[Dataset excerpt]

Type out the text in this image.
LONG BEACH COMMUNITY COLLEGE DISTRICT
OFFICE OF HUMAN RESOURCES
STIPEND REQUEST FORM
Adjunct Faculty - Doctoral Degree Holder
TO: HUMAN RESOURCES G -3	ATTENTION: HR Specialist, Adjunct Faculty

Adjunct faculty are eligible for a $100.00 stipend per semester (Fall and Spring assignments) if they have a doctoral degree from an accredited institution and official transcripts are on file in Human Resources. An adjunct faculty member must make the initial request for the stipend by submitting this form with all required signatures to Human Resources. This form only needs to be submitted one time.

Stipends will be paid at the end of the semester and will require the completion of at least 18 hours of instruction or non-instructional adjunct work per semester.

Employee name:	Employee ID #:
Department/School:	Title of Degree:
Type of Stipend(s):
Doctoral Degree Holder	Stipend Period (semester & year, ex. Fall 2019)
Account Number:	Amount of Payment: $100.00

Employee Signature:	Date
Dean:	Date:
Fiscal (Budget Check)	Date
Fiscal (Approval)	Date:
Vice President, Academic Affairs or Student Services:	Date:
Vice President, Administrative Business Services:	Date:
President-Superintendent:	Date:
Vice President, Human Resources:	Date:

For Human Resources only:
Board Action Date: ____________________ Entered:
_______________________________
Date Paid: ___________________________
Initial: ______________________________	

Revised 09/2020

---

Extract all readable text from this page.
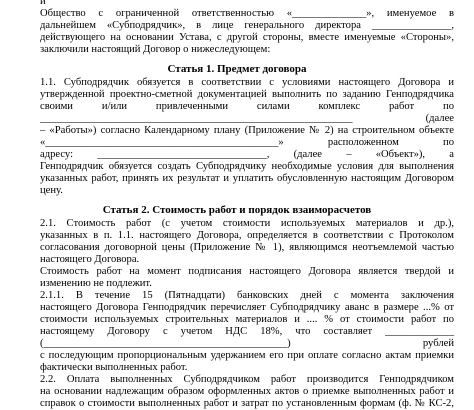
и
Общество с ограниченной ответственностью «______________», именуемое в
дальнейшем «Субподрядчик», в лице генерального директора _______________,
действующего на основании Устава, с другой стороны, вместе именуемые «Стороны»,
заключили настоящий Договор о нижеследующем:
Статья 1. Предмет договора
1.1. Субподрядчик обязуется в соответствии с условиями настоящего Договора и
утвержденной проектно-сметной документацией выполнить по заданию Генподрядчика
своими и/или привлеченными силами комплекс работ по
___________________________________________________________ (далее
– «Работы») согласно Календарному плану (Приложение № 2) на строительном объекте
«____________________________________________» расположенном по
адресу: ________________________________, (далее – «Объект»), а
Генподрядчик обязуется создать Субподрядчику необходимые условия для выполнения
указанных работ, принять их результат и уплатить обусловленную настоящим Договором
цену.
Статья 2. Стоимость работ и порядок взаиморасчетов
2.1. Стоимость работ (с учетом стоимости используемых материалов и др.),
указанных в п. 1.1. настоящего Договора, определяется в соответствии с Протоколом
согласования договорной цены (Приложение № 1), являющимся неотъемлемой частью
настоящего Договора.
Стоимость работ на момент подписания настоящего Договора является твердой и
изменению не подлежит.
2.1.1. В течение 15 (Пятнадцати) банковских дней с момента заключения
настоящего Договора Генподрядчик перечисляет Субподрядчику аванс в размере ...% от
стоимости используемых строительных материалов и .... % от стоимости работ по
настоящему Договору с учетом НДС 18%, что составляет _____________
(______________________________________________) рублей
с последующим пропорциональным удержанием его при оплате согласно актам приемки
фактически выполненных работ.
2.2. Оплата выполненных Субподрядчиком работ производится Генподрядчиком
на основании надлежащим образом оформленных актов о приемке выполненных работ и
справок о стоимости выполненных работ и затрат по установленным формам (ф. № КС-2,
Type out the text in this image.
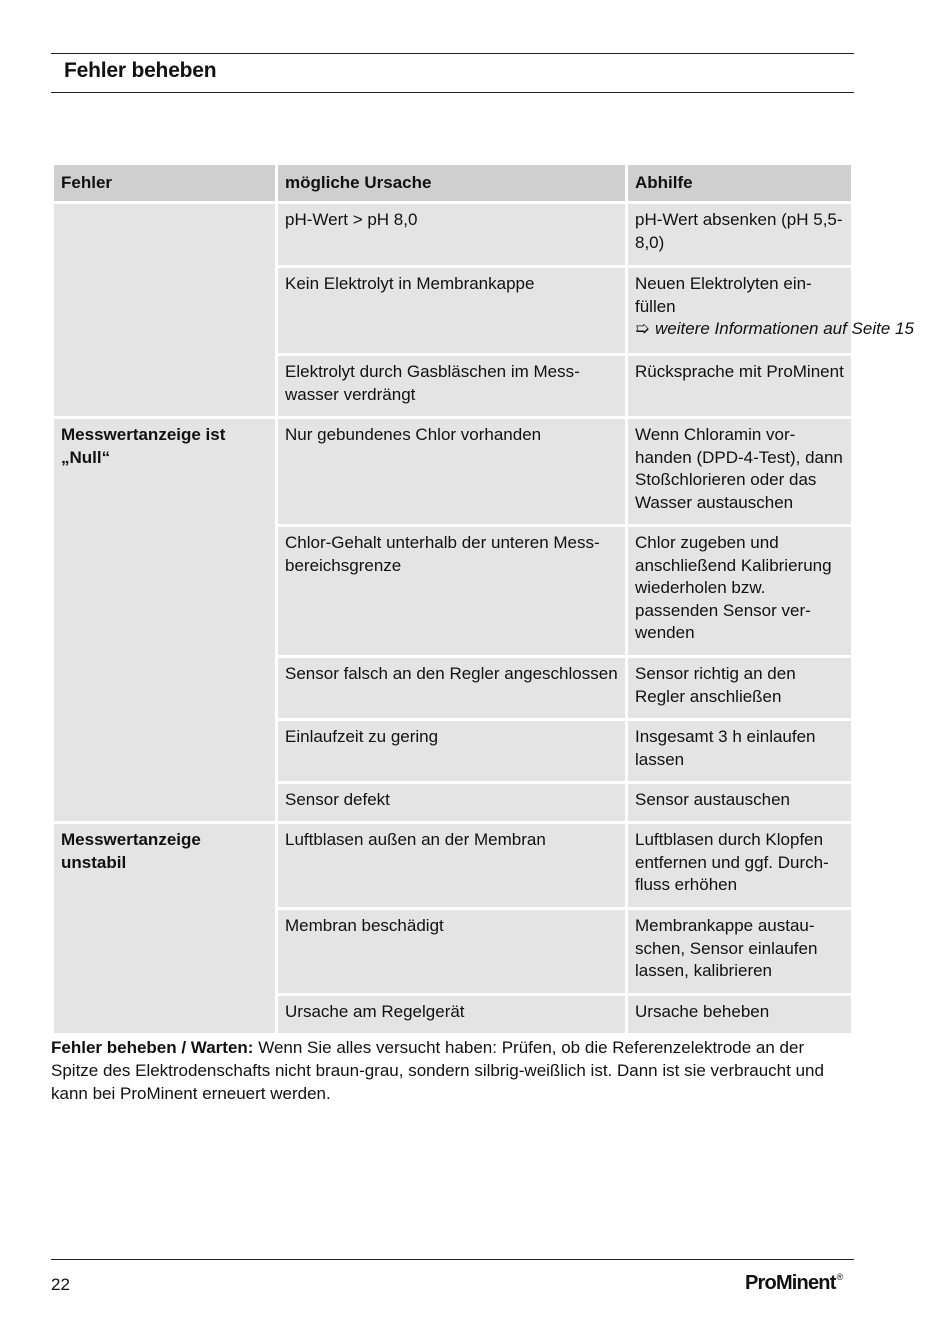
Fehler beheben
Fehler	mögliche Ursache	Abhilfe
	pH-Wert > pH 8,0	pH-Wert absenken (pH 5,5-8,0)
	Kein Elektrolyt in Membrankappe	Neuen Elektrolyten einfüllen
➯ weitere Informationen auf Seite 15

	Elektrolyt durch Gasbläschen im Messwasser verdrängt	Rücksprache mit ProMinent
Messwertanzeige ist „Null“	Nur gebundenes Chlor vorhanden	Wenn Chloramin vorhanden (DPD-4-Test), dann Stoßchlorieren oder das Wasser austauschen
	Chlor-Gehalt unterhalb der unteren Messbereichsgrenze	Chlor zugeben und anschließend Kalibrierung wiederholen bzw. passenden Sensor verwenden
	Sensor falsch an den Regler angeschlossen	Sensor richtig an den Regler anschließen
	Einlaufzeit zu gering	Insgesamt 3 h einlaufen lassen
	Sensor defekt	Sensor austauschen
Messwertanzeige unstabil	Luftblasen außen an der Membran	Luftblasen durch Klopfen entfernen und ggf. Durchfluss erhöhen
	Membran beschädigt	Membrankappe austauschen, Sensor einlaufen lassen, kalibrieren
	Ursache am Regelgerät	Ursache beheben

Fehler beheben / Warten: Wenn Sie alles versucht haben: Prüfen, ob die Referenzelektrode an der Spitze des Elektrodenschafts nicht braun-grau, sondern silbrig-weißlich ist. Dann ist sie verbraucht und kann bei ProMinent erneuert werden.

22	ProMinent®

— AIM —
Every line in the data above that contains "Chlor" needs to be copied.

— RESULT FOR THIS EXERCISE —
Messwertanzeige ist „Null“	Nur gebundenes Chlor vorhanden	Wenn Chloramin vorhanden (DPD-4-Test), dann Stoßchlorieren oder das Wasser austauschen
	Chlor-Gehalt unterhalb der unteren Messbereichsgrenze	Chlor zugeben und anschließend Kalibrierung wiederholen bzw. passenden Sensor verwenden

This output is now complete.